_RECORDED INFORMATION_
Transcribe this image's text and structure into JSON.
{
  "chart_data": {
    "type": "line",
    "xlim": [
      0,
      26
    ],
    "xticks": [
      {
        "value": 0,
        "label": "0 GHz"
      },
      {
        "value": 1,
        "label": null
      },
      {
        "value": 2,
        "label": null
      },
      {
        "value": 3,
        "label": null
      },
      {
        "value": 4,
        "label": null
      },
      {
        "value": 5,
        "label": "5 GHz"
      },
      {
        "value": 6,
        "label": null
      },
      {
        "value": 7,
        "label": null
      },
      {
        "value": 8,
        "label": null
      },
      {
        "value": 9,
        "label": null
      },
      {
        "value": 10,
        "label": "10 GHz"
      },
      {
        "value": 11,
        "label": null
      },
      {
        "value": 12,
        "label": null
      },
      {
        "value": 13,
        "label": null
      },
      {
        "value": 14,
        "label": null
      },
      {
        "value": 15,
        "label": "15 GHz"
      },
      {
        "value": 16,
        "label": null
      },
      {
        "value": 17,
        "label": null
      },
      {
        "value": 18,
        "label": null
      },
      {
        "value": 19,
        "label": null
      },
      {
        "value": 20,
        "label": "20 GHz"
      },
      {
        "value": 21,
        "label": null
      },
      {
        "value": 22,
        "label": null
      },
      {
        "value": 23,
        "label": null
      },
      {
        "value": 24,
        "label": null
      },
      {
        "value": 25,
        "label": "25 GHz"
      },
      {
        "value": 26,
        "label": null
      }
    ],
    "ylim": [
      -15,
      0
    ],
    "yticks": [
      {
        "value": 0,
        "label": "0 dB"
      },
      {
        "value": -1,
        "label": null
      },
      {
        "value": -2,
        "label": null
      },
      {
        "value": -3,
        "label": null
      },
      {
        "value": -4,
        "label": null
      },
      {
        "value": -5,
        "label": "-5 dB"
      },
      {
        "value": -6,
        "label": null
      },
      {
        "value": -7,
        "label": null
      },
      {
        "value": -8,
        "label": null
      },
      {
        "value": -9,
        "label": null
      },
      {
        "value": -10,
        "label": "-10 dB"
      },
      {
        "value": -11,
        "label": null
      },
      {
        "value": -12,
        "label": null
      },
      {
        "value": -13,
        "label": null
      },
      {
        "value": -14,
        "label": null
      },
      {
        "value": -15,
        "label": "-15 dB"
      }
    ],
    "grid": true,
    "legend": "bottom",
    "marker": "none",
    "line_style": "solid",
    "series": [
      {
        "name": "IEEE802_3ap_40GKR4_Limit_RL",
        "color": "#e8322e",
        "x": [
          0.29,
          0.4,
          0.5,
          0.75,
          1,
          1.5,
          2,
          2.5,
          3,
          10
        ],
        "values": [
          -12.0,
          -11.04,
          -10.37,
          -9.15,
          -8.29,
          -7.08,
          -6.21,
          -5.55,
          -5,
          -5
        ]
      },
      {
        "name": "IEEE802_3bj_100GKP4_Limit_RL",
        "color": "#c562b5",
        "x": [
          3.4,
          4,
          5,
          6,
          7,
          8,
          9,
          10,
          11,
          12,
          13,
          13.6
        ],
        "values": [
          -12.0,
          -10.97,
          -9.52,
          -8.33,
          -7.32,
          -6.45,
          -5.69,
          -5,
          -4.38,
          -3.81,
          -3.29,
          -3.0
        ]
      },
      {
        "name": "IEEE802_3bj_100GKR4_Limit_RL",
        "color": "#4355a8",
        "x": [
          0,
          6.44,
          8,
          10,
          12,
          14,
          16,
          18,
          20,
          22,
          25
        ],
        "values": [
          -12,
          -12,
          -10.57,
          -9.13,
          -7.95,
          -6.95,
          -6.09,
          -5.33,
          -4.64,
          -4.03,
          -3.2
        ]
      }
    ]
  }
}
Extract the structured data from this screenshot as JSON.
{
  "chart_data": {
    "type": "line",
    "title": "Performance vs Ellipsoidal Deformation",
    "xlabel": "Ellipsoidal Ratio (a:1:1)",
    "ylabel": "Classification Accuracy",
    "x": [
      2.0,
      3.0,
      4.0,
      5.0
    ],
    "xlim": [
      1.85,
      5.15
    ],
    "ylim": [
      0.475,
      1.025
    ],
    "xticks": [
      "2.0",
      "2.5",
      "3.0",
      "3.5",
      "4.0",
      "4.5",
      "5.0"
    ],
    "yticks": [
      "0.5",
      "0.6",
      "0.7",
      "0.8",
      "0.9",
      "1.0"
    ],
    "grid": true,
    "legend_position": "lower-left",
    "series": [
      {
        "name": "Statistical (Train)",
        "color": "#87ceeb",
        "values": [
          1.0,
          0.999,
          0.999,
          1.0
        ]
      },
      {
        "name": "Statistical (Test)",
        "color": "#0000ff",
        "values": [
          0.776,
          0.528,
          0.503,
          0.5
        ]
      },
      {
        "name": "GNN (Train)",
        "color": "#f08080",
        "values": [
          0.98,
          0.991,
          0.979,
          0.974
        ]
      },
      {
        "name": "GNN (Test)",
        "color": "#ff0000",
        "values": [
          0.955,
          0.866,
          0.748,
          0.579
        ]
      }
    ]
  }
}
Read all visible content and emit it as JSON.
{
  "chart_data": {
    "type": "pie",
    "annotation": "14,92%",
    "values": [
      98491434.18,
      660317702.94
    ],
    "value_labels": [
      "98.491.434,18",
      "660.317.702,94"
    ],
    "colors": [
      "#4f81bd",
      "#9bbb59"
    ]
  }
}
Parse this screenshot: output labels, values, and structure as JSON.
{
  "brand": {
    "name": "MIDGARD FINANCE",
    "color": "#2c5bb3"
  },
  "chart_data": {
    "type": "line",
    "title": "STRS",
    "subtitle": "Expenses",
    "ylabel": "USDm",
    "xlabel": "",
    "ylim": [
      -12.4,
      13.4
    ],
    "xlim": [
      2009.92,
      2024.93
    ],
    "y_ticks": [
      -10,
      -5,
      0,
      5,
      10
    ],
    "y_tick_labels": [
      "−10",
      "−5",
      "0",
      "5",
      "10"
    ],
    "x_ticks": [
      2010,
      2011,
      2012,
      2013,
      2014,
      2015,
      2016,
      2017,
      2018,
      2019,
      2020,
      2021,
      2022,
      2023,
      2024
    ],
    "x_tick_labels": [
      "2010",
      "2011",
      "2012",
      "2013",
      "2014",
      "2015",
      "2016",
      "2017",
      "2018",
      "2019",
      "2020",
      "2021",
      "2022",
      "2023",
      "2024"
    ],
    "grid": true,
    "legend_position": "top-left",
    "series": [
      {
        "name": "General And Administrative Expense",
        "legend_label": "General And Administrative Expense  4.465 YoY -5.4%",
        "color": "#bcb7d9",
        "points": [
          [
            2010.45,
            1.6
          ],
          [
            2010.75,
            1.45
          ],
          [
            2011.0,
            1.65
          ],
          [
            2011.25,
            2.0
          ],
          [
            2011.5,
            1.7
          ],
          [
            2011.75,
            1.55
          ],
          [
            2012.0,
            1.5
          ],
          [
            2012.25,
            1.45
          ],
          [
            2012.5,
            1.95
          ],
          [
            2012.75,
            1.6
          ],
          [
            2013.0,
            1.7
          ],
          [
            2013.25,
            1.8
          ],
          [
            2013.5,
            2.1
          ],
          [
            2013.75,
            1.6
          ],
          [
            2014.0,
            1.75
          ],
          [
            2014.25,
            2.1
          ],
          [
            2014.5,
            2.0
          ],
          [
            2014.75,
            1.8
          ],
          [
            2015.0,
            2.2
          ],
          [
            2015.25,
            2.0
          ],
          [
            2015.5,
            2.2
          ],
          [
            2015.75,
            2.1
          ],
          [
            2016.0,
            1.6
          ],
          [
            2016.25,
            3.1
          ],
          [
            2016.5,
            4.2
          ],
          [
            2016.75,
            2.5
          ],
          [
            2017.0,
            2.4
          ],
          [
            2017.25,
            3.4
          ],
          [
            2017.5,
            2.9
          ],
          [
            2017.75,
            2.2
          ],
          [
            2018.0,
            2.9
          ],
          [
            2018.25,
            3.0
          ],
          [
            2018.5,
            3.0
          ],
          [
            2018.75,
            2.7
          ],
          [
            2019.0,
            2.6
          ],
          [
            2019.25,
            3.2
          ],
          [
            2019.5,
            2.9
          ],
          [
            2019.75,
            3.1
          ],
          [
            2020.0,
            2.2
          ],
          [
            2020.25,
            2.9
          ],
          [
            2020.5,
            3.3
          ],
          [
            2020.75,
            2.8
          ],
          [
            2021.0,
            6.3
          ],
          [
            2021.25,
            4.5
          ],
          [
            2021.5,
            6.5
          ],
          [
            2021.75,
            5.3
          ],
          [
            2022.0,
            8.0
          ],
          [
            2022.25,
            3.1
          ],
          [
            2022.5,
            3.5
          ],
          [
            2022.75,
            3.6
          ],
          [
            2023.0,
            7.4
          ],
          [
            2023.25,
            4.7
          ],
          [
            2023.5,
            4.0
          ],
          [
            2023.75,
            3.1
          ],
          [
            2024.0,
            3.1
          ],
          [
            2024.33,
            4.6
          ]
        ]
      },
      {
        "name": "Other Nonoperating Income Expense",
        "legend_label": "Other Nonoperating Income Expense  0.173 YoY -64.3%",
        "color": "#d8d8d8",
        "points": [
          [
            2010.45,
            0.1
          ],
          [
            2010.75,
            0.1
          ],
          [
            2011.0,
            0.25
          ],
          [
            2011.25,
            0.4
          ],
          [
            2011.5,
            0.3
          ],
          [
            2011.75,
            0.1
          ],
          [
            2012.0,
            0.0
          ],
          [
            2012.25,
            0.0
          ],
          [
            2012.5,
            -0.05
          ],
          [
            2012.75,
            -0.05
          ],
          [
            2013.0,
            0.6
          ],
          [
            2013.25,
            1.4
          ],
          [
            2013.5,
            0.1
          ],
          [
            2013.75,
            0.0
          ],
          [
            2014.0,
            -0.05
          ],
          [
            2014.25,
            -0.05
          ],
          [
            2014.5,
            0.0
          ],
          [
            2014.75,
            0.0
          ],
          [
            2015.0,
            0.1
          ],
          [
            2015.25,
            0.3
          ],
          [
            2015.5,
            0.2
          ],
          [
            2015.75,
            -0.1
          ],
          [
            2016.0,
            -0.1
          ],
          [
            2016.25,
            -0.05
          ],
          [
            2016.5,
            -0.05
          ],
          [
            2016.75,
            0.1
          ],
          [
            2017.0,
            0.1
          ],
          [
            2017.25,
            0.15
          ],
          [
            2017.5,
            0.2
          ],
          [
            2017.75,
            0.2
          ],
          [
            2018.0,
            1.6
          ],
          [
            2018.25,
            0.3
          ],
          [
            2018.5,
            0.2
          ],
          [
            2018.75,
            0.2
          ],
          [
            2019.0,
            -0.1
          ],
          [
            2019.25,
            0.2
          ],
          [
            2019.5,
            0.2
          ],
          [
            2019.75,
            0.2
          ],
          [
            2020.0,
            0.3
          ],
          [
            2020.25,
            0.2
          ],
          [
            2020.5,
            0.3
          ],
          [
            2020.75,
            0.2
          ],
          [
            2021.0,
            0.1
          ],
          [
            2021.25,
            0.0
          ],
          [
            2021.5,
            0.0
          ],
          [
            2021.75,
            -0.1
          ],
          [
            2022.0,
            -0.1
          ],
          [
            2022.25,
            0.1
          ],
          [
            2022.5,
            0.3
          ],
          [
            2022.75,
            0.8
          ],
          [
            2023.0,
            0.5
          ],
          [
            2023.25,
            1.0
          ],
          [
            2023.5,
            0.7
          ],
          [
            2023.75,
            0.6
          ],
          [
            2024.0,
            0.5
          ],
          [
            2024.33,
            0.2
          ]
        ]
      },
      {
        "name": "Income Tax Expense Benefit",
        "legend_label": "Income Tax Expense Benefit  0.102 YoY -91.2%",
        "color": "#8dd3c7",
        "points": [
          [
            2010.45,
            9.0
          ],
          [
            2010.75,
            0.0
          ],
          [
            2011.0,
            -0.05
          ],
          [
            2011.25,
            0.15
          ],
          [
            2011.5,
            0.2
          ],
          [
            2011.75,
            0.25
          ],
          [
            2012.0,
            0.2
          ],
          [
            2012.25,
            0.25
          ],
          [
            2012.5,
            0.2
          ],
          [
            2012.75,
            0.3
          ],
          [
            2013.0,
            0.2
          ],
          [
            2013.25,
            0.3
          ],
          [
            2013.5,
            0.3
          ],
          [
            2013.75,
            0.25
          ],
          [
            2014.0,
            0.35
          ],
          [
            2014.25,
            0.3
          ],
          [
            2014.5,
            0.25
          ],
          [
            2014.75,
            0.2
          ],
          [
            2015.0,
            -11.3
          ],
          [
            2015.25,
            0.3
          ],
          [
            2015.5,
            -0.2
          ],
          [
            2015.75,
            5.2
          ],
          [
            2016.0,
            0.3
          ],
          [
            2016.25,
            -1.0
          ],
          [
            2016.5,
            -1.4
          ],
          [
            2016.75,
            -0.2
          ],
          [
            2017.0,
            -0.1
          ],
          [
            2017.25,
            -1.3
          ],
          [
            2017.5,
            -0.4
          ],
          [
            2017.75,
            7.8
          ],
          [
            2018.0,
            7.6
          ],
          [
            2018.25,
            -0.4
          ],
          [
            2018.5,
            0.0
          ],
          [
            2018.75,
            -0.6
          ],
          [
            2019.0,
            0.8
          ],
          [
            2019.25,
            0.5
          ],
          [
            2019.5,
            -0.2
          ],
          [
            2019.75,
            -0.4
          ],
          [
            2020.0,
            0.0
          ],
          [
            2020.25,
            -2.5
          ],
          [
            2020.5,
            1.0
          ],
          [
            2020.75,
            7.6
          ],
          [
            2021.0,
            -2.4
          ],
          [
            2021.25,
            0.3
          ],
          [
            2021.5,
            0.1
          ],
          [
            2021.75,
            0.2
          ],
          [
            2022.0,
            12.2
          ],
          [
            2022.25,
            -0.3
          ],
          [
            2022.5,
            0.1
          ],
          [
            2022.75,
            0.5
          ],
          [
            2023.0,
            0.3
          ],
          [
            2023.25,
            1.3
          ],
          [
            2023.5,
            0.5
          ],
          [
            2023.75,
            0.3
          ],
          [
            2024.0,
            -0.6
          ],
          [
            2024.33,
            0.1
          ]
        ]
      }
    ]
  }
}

_YOUR TASK_
Show every line where the string "Train" appears.

_WRITTEN REPLY_
        "name": "Statistical (Train)",
        "name": "GNN (Train)",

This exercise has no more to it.